Description of the task => Review the material line by line. Identify and copy every line that contains the string "pemantauan".

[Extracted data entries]
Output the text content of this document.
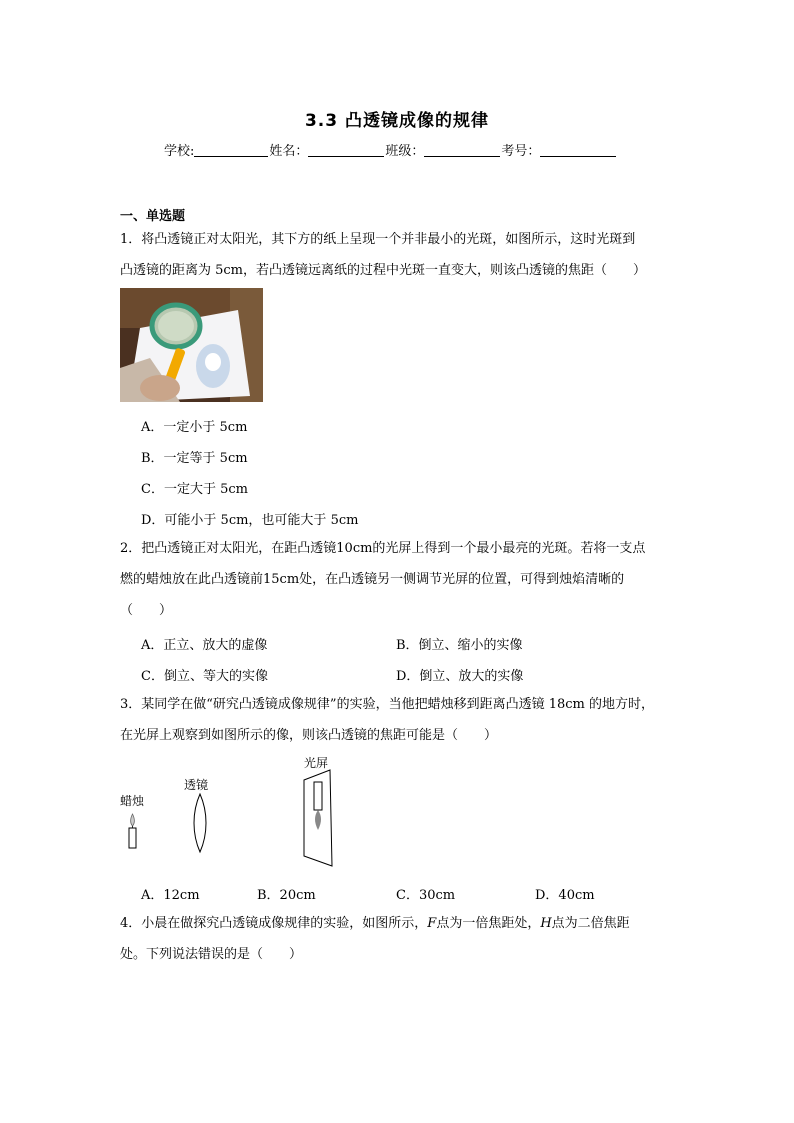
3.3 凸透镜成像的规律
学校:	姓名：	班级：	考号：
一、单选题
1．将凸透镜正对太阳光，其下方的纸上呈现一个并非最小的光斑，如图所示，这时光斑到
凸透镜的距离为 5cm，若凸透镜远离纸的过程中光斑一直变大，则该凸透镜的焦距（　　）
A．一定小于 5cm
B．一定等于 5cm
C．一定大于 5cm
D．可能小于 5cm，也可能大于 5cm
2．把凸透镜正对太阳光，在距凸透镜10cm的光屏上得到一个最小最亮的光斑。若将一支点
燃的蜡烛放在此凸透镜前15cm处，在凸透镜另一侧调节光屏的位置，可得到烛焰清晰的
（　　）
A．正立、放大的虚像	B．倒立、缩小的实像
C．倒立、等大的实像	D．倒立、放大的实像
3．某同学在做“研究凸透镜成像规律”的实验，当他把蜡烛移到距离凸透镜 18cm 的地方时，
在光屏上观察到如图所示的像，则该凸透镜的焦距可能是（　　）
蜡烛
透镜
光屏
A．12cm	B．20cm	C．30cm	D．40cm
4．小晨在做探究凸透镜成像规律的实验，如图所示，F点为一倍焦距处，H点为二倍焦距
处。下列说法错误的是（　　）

---

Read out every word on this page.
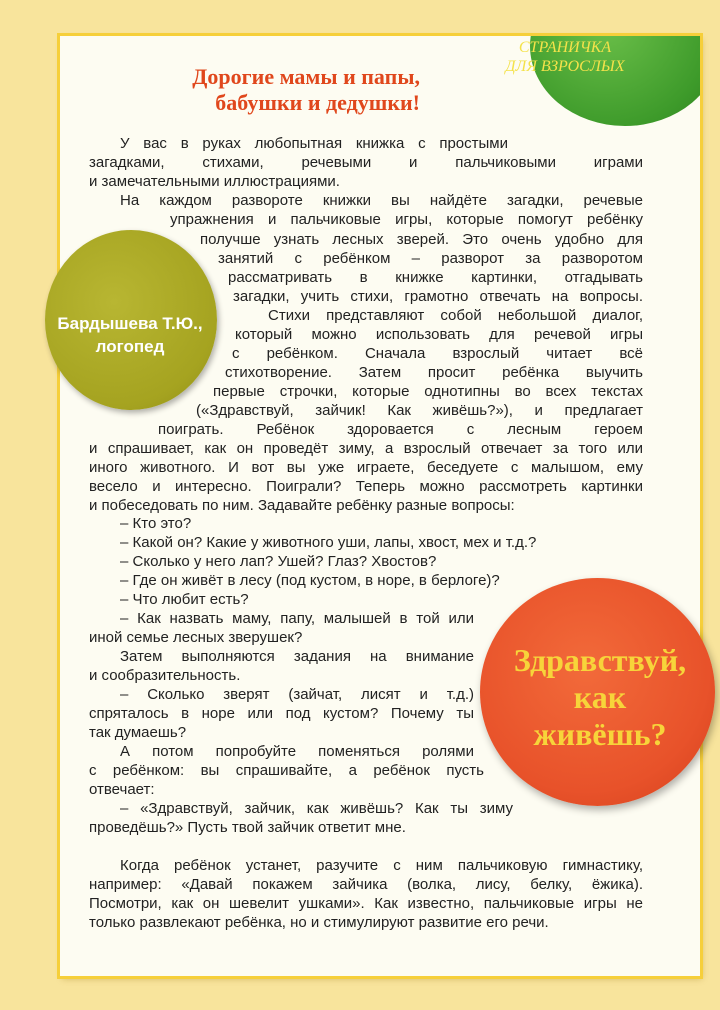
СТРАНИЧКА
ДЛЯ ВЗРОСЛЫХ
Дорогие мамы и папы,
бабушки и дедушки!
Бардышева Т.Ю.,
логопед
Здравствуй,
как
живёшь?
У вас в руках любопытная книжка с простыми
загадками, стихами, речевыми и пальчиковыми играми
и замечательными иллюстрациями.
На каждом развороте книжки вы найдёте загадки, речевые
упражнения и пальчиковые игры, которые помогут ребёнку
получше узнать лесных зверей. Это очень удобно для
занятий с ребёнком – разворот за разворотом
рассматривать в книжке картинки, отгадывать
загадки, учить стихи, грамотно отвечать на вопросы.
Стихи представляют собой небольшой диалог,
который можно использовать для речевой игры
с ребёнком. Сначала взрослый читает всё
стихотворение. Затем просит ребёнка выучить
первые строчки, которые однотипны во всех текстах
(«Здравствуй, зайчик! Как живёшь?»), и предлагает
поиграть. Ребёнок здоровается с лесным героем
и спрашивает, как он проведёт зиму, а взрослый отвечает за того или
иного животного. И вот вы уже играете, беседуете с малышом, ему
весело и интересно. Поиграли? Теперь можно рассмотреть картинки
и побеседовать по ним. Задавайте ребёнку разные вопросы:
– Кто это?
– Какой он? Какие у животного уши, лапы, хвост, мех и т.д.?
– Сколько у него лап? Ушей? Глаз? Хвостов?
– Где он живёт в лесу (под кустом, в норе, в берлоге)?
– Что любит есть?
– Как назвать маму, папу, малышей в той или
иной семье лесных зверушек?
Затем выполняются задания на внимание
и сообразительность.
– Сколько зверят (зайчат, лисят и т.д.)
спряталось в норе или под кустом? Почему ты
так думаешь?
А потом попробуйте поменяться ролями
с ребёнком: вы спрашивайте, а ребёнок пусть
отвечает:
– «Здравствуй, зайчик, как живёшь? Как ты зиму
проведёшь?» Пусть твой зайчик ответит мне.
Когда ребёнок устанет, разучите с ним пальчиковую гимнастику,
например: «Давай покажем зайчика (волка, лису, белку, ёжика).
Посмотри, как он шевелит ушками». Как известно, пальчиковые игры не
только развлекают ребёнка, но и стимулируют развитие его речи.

--

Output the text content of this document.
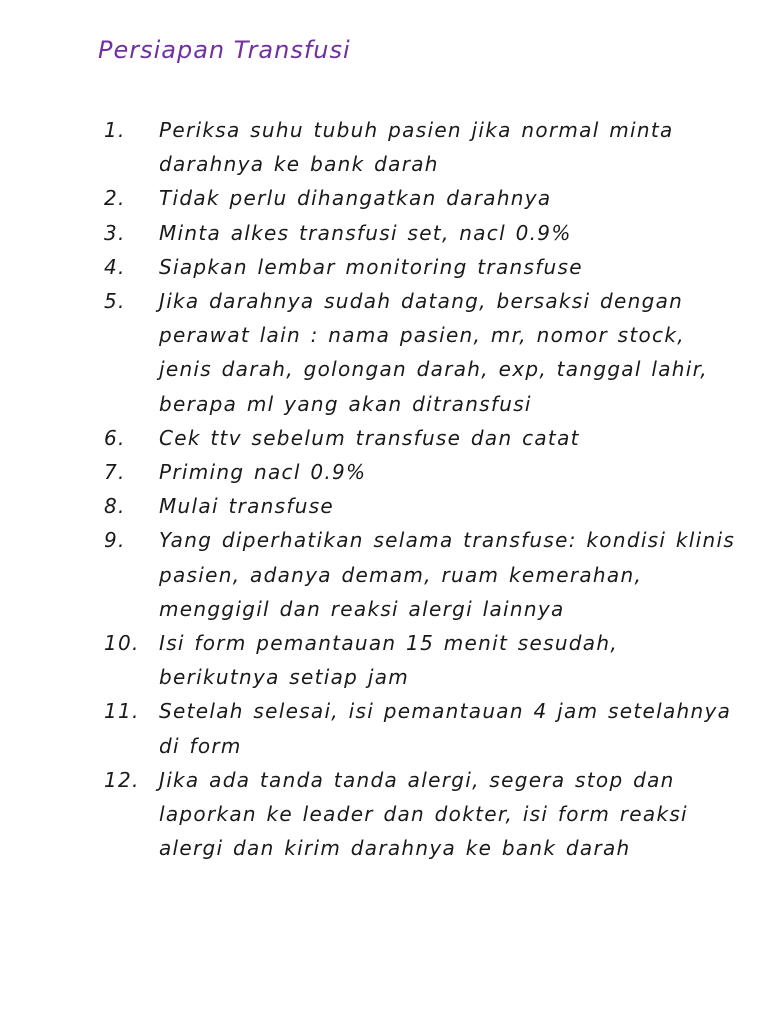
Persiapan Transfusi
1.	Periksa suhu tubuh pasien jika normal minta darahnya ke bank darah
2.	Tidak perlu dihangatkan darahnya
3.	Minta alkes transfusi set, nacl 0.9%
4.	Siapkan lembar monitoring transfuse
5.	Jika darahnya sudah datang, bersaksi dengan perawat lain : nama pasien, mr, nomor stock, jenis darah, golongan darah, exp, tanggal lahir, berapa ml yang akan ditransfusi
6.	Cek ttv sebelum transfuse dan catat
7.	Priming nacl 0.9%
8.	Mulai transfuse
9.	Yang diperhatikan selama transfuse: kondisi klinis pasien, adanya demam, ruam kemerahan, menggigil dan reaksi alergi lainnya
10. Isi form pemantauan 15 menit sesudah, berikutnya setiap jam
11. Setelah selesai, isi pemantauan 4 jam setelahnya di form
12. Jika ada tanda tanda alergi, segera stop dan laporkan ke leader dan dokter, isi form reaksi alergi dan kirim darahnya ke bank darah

Full solution =>
10. Isi form pemantauan 15 menit sesudah, berikutnya setiap jam
11. Setelah selesai, isi pemantauan 4 jam setelahnya di form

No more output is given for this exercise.